## Start DATA FOR THE TASK

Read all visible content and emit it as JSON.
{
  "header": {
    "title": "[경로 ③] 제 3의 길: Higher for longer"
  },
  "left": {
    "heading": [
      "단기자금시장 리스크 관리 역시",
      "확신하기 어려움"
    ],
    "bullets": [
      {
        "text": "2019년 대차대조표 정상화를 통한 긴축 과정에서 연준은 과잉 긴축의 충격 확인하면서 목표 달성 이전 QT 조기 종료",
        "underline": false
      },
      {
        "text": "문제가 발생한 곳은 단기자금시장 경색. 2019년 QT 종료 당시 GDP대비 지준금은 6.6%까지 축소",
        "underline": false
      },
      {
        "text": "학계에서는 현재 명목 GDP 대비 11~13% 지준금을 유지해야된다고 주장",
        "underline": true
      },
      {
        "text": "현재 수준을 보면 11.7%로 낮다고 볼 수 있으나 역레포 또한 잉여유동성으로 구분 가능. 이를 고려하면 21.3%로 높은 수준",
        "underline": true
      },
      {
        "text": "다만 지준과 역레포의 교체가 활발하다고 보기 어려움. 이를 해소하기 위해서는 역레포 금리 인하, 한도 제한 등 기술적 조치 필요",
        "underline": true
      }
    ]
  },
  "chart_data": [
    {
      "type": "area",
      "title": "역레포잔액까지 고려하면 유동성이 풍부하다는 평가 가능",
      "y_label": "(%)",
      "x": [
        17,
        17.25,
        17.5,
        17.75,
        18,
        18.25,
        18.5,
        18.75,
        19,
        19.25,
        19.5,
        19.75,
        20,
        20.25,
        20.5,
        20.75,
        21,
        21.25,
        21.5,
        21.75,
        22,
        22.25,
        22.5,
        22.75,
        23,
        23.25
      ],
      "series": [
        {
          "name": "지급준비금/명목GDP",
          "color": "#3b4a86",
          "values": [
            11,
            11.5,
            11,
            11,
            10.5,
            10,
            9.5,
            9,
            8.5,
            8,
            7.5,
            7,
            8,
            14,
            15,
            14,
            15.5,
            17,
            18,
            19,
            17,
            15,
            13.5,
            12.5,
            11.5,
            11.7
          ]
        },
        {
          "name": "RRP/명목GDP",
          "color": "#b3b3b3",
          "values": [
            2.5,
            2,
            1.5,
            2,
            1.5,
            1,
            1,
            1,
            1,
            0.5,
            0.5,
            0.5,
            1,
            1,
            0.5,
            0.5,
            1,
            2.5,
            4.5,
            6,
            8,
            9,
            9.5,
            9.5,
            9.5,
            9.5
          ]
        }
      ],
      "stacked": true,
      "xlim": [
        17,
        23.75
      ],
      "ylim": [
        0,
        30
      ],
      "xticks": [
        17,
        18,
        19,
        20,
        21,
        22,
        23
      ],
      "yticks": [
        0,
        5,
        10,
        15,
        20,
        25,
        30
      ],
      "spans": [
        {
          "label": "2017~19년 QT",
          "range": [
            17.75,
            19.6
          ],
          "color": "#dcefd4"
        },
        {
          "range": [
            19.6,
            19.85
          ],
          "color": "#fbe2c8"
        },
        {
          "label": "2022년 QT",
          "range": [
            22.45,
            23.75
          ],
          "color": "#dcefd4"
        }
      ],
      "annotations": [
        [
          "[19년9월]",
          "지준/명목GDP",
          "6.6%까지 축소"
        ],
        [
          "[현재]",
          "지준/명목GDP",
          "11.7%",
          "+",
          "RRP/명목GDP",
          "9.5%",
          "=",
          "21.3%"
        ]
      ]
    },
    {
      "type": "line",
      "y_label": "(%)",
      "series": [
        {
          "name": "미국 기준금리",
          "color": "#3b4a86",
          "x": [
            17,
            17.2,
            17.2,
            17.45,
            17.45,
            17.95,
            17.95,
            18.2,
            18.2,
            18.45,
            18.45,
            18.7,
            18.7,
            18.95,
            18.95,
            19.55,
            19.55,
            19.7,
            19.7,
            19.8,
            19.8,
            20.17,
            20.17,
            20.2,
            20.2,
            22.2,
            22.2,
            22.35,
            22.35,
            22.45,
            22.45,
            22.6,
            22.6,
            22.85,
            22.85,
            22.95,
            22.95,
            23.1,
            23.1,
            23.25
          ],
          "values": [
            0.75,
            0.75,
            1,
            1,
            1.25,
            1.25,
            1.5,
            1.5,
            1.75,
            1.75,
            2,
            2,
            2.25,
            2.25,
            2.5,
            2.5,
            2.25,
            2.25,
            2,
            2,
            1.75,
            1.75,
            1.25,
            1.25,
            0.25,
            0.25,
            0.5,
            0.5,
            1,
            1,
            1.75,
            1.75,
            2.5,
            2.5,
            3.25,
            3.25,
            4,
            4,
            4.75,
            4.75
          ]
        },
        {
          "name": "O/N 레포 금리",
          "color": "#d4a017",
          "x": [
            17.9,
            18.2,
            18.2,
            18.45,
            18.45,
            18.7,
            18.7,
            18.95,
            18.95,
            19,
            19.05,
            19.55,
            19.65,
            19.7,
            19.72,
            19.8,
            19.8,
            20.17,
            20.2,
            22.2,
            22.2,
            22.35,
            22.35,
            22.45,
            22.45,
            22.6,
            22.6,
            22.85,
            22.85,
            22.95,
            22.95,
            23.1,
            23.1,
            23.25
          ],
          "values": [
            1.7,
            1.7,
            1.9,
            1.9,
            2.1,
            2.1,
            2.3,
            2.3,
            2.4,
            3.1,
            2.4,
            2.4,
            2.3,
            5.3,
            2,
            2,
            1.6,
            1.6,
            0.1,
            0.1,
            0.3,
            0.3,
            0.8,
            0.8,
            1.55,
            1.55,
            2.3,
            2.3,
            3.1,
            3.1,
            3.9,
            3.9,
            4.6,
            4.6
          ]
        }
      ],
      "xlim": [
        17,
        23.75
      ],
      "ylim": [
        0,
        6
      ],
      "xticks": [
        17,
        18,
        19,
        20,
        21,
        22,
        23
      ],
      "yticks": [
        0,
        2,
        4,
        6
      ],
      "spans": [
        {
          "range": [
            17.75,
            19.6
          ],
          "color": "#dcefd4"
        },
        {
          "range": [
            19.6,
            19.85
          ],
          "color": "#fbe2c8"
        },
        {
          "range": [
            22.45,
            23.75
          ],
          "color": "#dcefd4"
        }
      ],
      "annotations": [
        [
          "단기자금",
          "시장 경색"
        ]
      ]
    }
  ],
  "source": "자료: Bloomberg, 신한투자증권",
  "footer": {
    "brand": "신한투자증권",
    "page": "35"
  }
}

## End DATA FOR THE TASK

▶ **WHAT TO WORK ON**:
Provide an exact reproduction of all the entries shown above.

▶ **OUTPUT**:
Read all visible content and emit it as JSON.
{
  "header": {
    "title": "[경로 ③] 제 3의 길: Higher for longer"
  },
  "left": {
    "heading": [
      "단기자금시장 리스크 관리 역시",
      "확신하기 어려움"
    ],
    "bullets": [
      {
        "text": "2019년 대차대조표 정상화를 통한 긴축 과정에서 연준은 과잉 긴축의 충격 확인하면서 목표 달성 이전 QT 조기 종료",
        "underline": false
      },
      {
        "text": "문제가 발생한 곳은 단기자금시장 경색. 2019년 QT 종료 당시 GDP대비 지준금은 6.6%까지 축소",
        "underline": false
      },
      {
        "text": "학계에서는 현재 명목 GDP 대비 11~13% 지준금을 유지해야된다고 주장",
        "underline": true
      },
      {
        "text": "현재 수준을 보면 11.7%로 낮다고 볼 수 있으나 역레포 또한 잉여유동성으로 구분 가능. 이를 고려하면 21.3%로 높은 수준",
        "underline": true
      },
      {
        "text": "다만 지준과 역레포의 교체가 활발하다고 보기 어려움. 이를 해소하기 위해서는 역레포 금리 인하, 한도 제한 등 기술적 조치 필요",
        "underline": true
      }
    ]
  },
  "chart_data": [
    {
      "type": "area",
      "title": "역레포잔액까지 고려하면 유동성이 풍부하다는 평가 가능",
      "y_label": "(%)",
      "x": [
        17,
        17.25,
        17.5,
        17.75,
        18,
        18.25,
        18.5,
        18.75,
        19,
        19.25,
        19.5,
        19.75,
        20,
        20.25,
        20.5,
        20.75,
        21,
        21.25,
        21.5,
        21.75,
        22,
        22.25,
        22.5,
        22.75,
        23,
        23.25
      ],
      "series": [
        {
          "name": "지급준비금/명목GDP",
          "color": "#3b4a86",
          "values": [
            11,
            11.5,
            11,
            11,
            10.5,
            10,
            9.5,
            9,
            8.5,
            8,
            7.5,
            7,
            8,
            14,
            15,
            14,
            15.5,
            17,
            18,
            19,
            17,
            15,
            13.5,
            12.5,
            11.5,
            11.7
          ]
        },
        {
          "name": "RRP/명목GDP",
          "color": "#b3b3b3",
          "values": [
            2.5,
            2,
            1.5,
            2,
            1.5,
            1,
            1,
            1,
            1,
            0.5,
            0.5,
            0.5,
            1,
            1,
            0.5,
            0.5,
            1,
            2.5,
            4.5,
            6,
            8,
            9,
            9.5,
            9.5,
            9.5,
            9.5
          ]
        }
      ],
      "stacked": true,
      "xlim": [
        17,
        23.75
      ],
      "ylim": [
        0,
        30
      ],
      "xticks": [
        17,
        18,
        19,
        20,
        21,
        22,
        23
      ],
      "yticks": [
        0,
        5,
        10,
        15,
        20,
        25,
        30
      ],
      "spans": [
        {
          "label": "2017~19년 QT",
          "range": [
            17.75,
            19.6
          ],
          "color": "#dcefd4"
        },
        {
          "range": [
            19.6,
            19.85
          ],
          "color": "#fbe2c8"
        },
        {
          "label": "2022년 QT",
          "range": [
            22.45,
            23.75
          ],
          "color": "#dcefd4"
        }
      ],
      "annotations": [
        [
          "[19년9월]",
          "지준/명목GDP",
          "6.6%까지 축소"
        ],
        [
          "[현재]",
          "지준/명목GDP",
          "11.7%",
          "+",
          "RRP/명목GDP",
          "9.5%",
          "=",
          "21.3%"
        ]
      ]
    },
    {
      "type": "line",
      "y_label": "(%)",
      "series": [
        {
          "name": "미국 기준금리",
          "color": "#3b4a86",
          "x": [
            17,
            17.2,
            17.2,
            17.45,
            17.45,
            17.95,
            17.95,
            18.2,
            18.2,
            18.45,
            18.45,
            18.7,
            18.7,
            18.95,
            18.95,
            19.55,
            19.55,
            19.7,
            19.7,
            19.8,
            19.8,
            20.17,
            20.17,
            20.2,
            20.2,
            22.2,
            22.2,
            22.35,
            22.35,
            22.45,
            22.45,
            22.6,
            22.6,
            22.85,
            22.85,
            22.95,
            22.95,
            23.1,
            23.1,
            23.25
          ],
          "values": [
            0.75,
            0.75,
            1,
            1,
            1.25,
            1.25,
            1.5,
            1.5,
            1.75,
            1.75,
            2,
            2,
            2.25,
            2.25,
            2.5,
            2.5,
            2.25,
            2.25,
            2,
            2,
            1.75,
            1.75,
            1.25,
            1.25,
            0.25,
            0.25,
            0.5,
            0.5,
            1,
            1,
            1.75,
            1.75,
            2.5,
            2.5,
            3.25,
            3.25,
            4,
            4,
            4.75,
            4.75
          ]
        },
        {
          "name": "O/N 레포 금리",
          "color": "#d4a017",
          "x": [
            17.9,
            18.2,
            18.2,
            18.45,
            18.45,
            18.7,
            18.7,
            18.95,
            18.95,
            19,
            19.05,
            19.55,
            19.65,
            19.7,
            19.72,
            19.8,
            19.8,
            20.17,
            20.2,
            22.2,
            22.2,
            22.35,
            22.35,
            22.45,
            22.45,
            22.6,
            22.6,
            22.85,
            22.85,
            22.95,
            22.95,
            23.1,
            23.1,
            23.25
          ],
          "values": [
            1.7,
            1.7,
            1.9,
            1.9,
            2.1,
            2.1,
            2.3,
            2.3,
            2.4,
            3.1,
            2.4,
            2.4,
            2.3,
            5.3,
            2,
            2,
            1.6,
            1.6,
            0.1,
            0.1,
            0.3,
            0.3,
            0.8,
            0.8,
            1.55,
            1.55,
            2.3,
            2.3,
            3.1,
            3.1,
            3.9,
            3.9,
            4.6,
            4.6
          ]
        }
      ],
      "xlim": [
        17,
        23.75
      ],
      "ylim": [
        0,
        6
      ],
      "xticks": [
        17,
        18,
        19,
        20,
        21,
        22,
        23
      ],
      "yticks": [
        0,
        2,
        4,
        6
      ],
      "spans": [
        {
          "range": [
            17.75,
            19.6
          ],
          "color": "#dcefd4"
        },
        {
          "range": [
            19.6,
            19.85
          ],
          "color": "#fbe2c8"
        },
        {
          "range": [
            22.45,
            23.75
          ],
          "color": "#dcefd4"
        }
      ],
      "annotations": [
        [
          "단기자금",
          "시장 경색"
        ]
      ]
    }
  ],
  "source": "자료: Bloomberg, 신한투자증권",
  "footer": {
    "brand": "신한투자증권",
    "page": "35"
  }
}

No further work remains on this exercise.